BEGIN ROWS
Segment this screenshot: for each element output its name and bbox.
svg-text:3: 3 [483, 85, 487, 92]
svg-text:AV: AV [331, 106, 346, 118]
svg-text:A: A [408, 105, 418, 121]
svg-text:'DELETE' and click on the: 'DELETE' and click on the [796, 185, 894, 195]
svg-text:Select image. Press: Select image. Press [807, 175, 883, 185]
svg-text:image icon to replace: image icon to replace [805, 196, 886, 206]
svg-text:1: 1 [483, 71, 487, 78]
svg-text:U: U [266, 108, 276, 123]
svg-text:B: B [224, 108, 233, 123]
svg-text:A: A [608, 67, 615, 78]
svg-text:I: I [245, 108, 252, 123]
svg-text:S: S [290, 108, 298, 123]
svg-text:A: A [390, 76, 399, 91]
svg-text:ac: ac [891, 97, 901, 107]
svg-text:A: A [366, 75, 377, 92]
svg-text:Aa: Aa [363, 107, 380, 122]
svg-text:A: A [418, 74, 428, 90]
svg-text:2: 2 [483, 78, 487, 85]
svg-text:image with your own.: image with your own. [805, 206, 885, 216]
END ROWS
GIVEN EXERCISE:
Copy every line of the records above without changing a single character.

FULL RESPONSE:
Segment this screenshot: for each element output its name and bbox.
svg-text:3: 3 [483, 85, 487, 92]
svg-text:AV: AV [331, 106, 346, 118]
svg-text:A: A [408, 105, 418, 121]
svg-text:'DELETE' and click on the: 'DELETE' and click on the [796, 185, 894, 195]
svg-text:Select image. Press: Select image. Press [807, 175, 883, 185]
svg-text:image icon to replace: image icon to replace [805, 196, 886, 206]
svg-text:1: 1 [483, 71, 487, 78]
svg-text:U: U [266, 108, 276, 123]
svg-text:B: B [224, 108, 233, 123]
svg-text:A: A [608, 67, 615, 78]
svg-text:I: I [245, 108, 252, 123]
svg-text:S: S [290, 108, 298, 123]
svg-text:A: A [390, 76, 399, 91]
svg-text:ac: ac [891, 97, 901, 107]
svg-text:A: A [366, 75, 377, 92]
svg-text:Aa: Aa [363, 107, 380, 122]
svg-text:A: A [418, 74, 428, 90]
svg-text:2: 2 [483, 78, 487, 85]
svg-text:image with your own.: image with your own. [805, 206, 885, 216]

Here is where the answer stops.